===== RECORDS FOR PROCESSING =====

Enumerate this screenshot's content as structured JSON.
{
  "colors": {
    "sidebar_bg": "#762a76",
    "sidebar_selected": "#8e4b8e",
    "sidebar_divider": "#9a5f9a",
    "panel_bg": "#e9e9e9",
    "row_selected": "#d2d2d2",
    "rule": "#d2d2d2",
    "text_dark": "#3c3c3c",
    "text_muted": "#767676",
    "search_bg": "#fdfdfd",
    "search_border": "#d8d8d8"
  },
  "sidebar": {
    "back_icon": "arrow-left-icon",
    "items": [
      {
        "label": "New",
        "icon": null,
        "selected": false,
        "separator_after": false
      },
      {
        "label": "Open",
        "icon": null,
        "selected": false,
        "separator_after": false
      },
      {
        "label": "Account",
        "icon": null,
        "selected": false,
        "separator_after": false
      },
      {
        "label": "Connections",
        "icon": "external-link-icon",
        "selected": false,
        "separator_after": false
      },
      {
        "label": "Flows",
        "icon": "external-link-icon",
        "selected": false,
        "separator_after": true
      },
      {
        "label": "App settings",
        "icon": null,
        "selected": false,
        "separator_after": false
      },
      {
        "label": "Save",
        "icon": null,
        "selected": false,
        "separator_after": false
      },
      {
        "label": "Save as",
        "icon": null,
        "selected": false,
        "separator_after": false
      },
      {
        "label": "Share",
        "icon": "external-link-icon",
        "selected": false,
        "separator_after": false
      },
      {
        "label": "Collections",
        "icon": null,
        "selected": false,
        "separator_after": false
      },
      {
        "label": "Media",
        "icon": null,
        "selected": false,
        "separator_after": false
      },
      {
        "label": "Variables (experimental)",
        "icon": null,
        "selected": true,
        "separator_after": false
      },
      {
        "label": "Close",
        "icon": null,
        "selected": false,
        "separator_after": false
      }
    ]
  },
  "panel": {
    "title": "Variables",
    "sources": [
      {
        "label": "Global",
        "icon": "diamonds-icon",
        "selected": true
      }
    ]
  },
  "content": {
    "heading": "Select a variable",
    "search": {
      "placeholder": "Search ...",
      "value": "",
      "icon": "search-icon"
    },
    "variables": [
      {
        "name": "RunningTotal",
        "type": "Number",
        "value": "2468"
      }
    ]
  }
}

=====

Repeat the lines above exactly.

#### [EXERCISE SOLUTION]
Enumerate this screenshot's content as structured JSON.
{
  "colors": {
    "sidebar_bg": "#762a76",
    "sidebar_selected": "#8e4b8e",
    "sidebar_divider": "#9a5f9a",
    "panel_bg": "#e9e9e9",
    "row_selected": "#d2d2d2",
    "rule": "#d2d2d2",
    "text_dark": "#3c3c3c",
    "text_muted": "#767676",
    "search_bg": "#fdfdfd",
    "search_border": "#d8d8d8"
  },
  "sidebar": {
    "back_icon": "arrow-left-icon",
    "items": [
      {
        "label": "New",
        "icon": null,
        "selected": false,
        "separator_after": false
      },
      {
        "label": "Open",
        "icon": null,
        "selected": false,
        "separator_after": false
      },
      {
        "label": "Account",
        "icon": null,
        "selected": false,
        "separator_after": false
      },
      {
        "label": "Connections",
        "icon": "external-link-icon",
        "selected": false,
        "separator_after": false
      },
      {
        "label": "Flows",
        "icon": "external-link-icon",
        "selected": false,
        "separator_after": true
      },
      {
        "label": "App settings",
        "icon": null,
        "selected": false,
        "separator_after": false
      },
      {
        "label": "Save",
        "icon": null,
        "selected": false,
        "separator_after": false
      },
      {
        "label": "Save as",
        "icon": null,
        "selected": false,
        "separator_after": false
      },
      {
        "label": "Share",
        "icon": "external-link-icon",
        "selected": false,
        "separator_after": false
      },
      {
        "label": "Collections",
        "icon": null,
        "selected": false,
        "separator_after": false
      },
      {
        "label": "Media",
        "icon": null,
        "selected": false,
        "separator_after": false
      },
      {
        "label": "Variables (experimental)",
        "icon": null,
        "selected": true,
        "separator_after": false
      },
      {
        "label": "Close",
        "icon": null,
        "selected": false,
        "separator_after": false
      }
    ]
  },
  "panel": {
    "title": "Variables",
    "sources": [
      {
        "label": "Global",
        "icon": "diamonds-icon",
        "selected": true
      }
    ]
  },
  "content": {
    "heading": "Select a variable",
    "search": {
      "placeholder": "Search ...",
      "value": "",
      "icon": "search-icon"
    },
    "variables": [
      {
        "name": "RunningTotal",
        "type": "Number",
        "value": "2468"
      }
    ]
  }
}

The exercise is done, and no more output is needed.